Required tasks:
**1)** In the article on strategic account alignment, what did the author name as the main preoccupation keeping them awake at night?
**2)** Copy the part of the article on strategic account alignment that opens with the words containing "By Eric Pinard" and closes with "to your goal.".

Passage to read:
● ● ●
By Eric Pinard
Business Mentor Consulting
As soon as I was appointed strategic account program vice president for Schneider Electric, the global energy management and automation firm, my boss asked me a simple question, “Eric, what is the main preoccupation keeping you awake at night?” I didn’t even take one second to think about it, the answer was so obvious: “For sure, the internal alignment of the company!”
Even if your program is very mature and well structured, it will always be a challenge to transform a great account strategy in the SAM’s computer into an operational plan capable of mobilizing all the energies of your company to be at the disposal of the performance of your account. Rather than a strict process, I propose guidelines and an eight-step methodology. If you tick all of these eight boxes and respect the chronology, you’ll be on your way to your goal.
1. Align the SAM program with your company’s key challenges. Your company is facing challenges and applying a strategy. You have to make absolutely sure that you leverage your strategic account program to be at the disposal of your company’s challenges. These challenges could be growth, profitability, innovation or a combination of these. The critical thing is the alignment between the mission assigned to your strategic account program and your company’s challenges.
2. Value your account strategy. First, make sure to explain the way you bring value so that all stakeholders understand your methodology. Second, define your level of commitment to customers by addressing the four steps of the go-to-market approach: transaction, solution, consultation and partnership. Third, standardize as much as you can in your account strategy model.
My view is that the account strategy model should be as simple as possible, having a deep dive into two dimensions: the understanding of your customer and the understanding of your own business model. Based on this, and considering only the overlap zone between these two dimensions, choose your strategic initiatives by keeping totally focused on the value created for your customer.
As your account strategy model should be standardized, so too should be your performance model. It should be as simple as possible, considering only two dimensions, which I call the two pillars of performance: (1) the perfect sales execution of the business as usual, which will generate the volume of your sales, and (2) the accurate choice of your strategic initiatives, which will change the way the customer looks at your company.
● ● ●
Stored rows:
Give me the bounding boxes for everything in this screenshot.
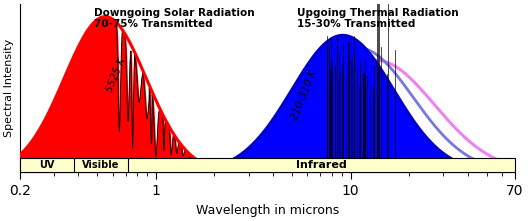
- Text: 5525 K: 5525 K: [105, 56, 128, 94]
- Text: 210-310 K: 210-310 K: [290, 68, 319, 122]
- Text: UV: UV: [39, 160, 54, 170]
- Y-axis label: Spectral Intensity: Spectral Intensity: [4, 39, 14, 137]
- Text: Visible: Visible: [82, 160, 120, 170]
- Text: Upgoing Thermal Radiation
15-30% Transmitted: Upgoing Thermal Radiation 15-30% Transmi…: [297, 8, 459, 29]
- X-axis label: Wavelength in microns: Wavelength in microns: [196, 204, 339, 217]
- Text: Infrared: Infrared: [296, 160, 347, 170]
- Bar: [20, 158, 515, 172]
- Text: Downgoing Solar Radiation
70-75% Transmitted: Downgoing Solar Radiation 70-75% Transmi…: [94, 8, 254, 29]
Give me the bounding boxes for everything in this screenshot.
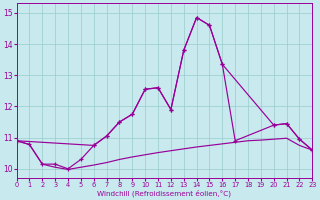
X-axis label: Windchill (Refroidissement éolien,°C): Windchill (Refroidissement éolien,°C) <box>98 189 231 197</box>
● ● ●
Exercise responses:
**1)** The internal alignment of the company.

**2)**
By Eric Pinard
Business Mentor Consulting
As soon as I was appointed strategic account program vice president for Schneider Electric, the global energy management and automation firm, my boss asked me a simple question, “Eric, what is the main preoccupation keeping you awake at night?” I didn’t even take one second to think about it, the answer was so obvious: “For sure, the internal alignment of the company!”
Even if your program is very mature and well structured, it will always be a challenge to transform a great account strategy in the SAM’s computer into an operational plan capable of mobilizing all the energies of your company to be at the disposal of the performance of your account. Rather than a strict process, I propose guidelines and an eight-step methodology. If you tick all of these eight boxes and respect the chronology, you’ll be on your way to your goal.